#### WHAT IS REQUIRED:
Locate the word "title" in the material, then show every line that holds it.

#### SOURCE MATERIAL:
◇ ◇ ◇ ◇ ◇
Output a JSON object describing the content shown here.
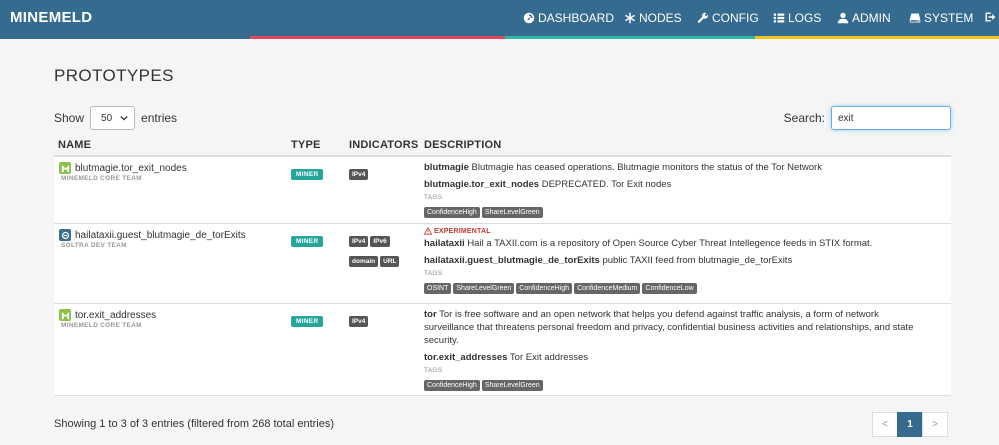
{
  "navbar": {
    "brand": "MINEMELD",
    "items": [
      {
        "label": "DASHBOARD",
        "icon": "dashboard-icon"
      },
      {
        "label": "NODES",
        "icon": "asterisk-icon"
      },
      {
        "label": "CONFIG",
        "icon": "wrench-icon"
      },
      {
        "label": "LOGS",
        "icon": "list-icon"
      },
      {
        "label": "ADMIN",
        "icon": "user-icon"
      },
      {
        "label": "SYSTEM",
        "icon": "hdd-icon"
      }
    ],
    "logout_icon": "logout-icon",
    "stripe_colors": [
      "#356b8e",
      "#e0475b",
      "#2db9a8",
      "#f0c419"
    ]
  },
  "page": {
    "title": "PROTOTYPES",
    "show_label": "Show",
    "entries_value": "50",
    "entries_label": "entries",
    "search_label": "Search:",
    "search_value": "exit"
  },
  "table": {
    "columns": {
      "name": "NAME",
      "type": "TYPE",
      "indicators": "INDICATORS",
      "description": "DESCRIPTION"
    },
    "tags_label": "TAGS",
    "rows": [
      {
        "name": "blutmagie.tor_exit_nodes",
        "team": "MINEMELD CORE TEAM",
        "icon": "minemeld-icon",
        "icon_color": "#8bc34a",
        "type": "MINER",
        "indicators": [
          "IPv4"
        ],
        "experimental": "",
        "desc1_bold": "blutmagie",
        "desc1_text": "Blutmagie has ceased operations. Blutmagie monitors the status of the Tor Network",
        "desc2_bold": "blutmagie.tor_exit_nodes",
        "desc2_text": "DEPRECATED. Tor Exit nodes",
        "tags": [
          "ConfidenceHigh",
          "ShareLevelGreen"
        ]
      },
      {
        "name": "hailataxii.guest_blutmagie_de_torExits",
        "team": "SOLTRA DEV TEAM",
        "icon": "soltra-icon",
        "icon_color": "#3a6f8f",
        "type": "MINER",
        "indicators": [
          "IPv4",
          "IPv6",
          "domain",
          "URL"
        ],
        "experimental": "EXPERIMENTAL",
        "desc1_bold": "hailataxii",
        "desc1_text": "Hail a TAXII.com is a repository of Open Source Cyber Threat Intellegence feeds in STIX format.",
        "desc2_bold": "hailataxii.guest_blutmagie_de_torExits",
        "desc2_text": "public TAXII feed from blutmagie_de_torExits",
        "tags": [
          "OSINT",
          "ShareLevelGreen",
          "ConfidenceHigh",
          "ConfidenceMedium",
          "ConfidenceLow"
        ]
      },
      {
        "name": "tor.exit_addresses",
        "team": "MINEMELD CORE TEAM",
        "icon": "minemeld-icon",
        "icon_color": "#8bc34a",
        "type": "MINER",
        "indicators": [
          "IPv4"
        ],
        "experimental": "",
        "desc1_bold": "tor",
        "desc1_text": "Tor is free software and an open network that helps you defend against traffic analysis, a form of network surveillance that threatens personal freedom and privacy, confidential business activities and relationships, and state security.",
        "desc2_bold": "tor.exit_addresses",
        "desc2_text": "Tor Exit addresses",
        "tags": [
          "ConfidenceHigh",
          "ShareLevelGreen"
        ]
      }
    ]
  },
  "footer": {
    "info": "Showing 1 to 3 of 3 entries (filtered from 268 total entries)",
    "prev": "<",
    "current": "1",
    "next": ">"
  }
}
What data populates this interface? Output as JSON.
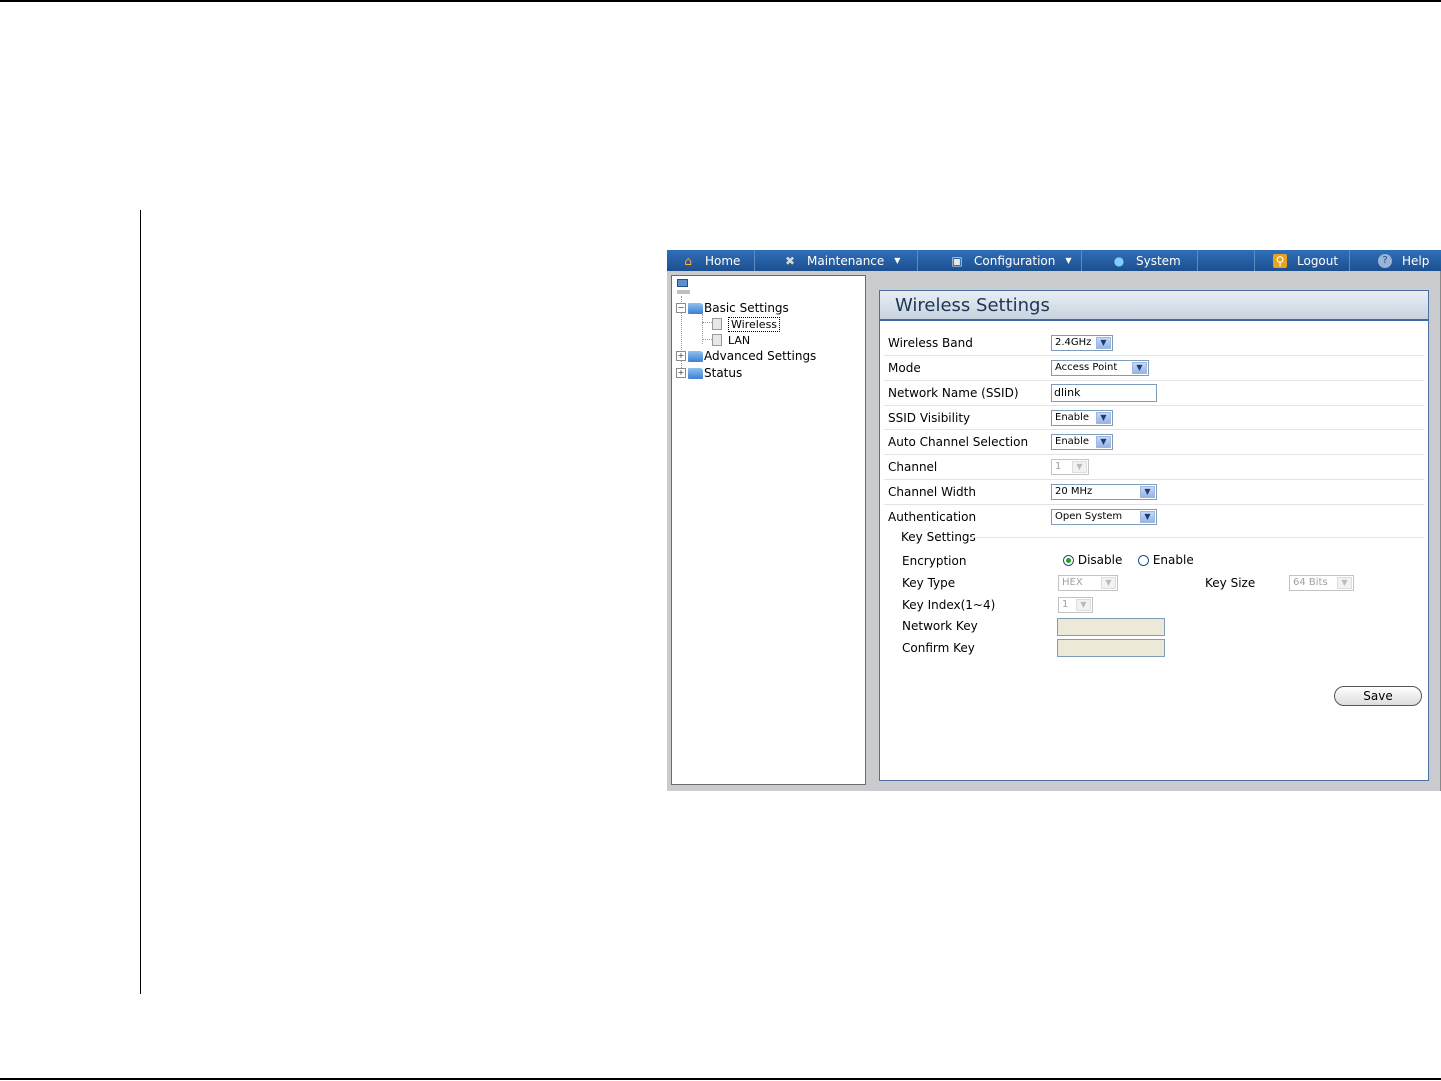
{
  "menu": {
    "home": "Home",
    "maintenance": "Maintenance",
    "configuration": "Configuration",
    "system": "System",
    "logout": "Logout",
    "help": "Help"
  },
  "tree": {
    "basic": "Basic Settings",
    "wireless": "Wireless",
    "lan": "LAN",
    "advanced": "Advanced Settings",
    "status": "Status"
  },
  "panel": {
    "title": "Wireless Settings",
    "fields": {
      "band_label": "Wireless Band",
      "band_value": "2.4GHz",
      "mode_label": "Mode",
      "mode_value": "Access Point",
      "ssid_label": "Network Name (SSID)",
      "ssid_value": "dlink",
      "visibility_label": "SSID Visibility",
      "visibility_value": "Enable",
      "auto_channel_label": "Auto Channel Selection",
      "auto_channel_value": "Enable",
      "channel_label": "Channel",
      "channel_value": "1",
      "width_label": "Channel Width",
      "width_value": "20 MHz",
      "auth_label": "Authentication",
      "auth_value": "Open System"
    },
    "key": {
      "section_label": "Key Settings",
      "encryption_label": "Encryption",
      "disable_label": "Disable",
      "enable_label": "Enable",
      "key_type_label": "Key Type",
      "key_type_value": "HEX",
      "key_size_label": "Key Size",
      "key_size_value": "64 Bits",
      "key_index_label": "Key Index(1~4)",
      "key_index_value": "1",
      "network_key_label": "Network Key",
      "network_key_value": "",
      "confirm_key_label": "Confirm Key",
      "confirm_key_value": ""
    },
    "save_label": "Save"
  },
  "colors": {
    "menubar": "#1d4f8e",
    "frame": "#c9cbce",
    "panel_border": "#4a6fa0"
  }
}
◇ ◇ ◇ ◇ ◇
#### RESULT FOR THIS TASK:
    "title": "PROTOTYPES",
    "title": "Wireless Settings",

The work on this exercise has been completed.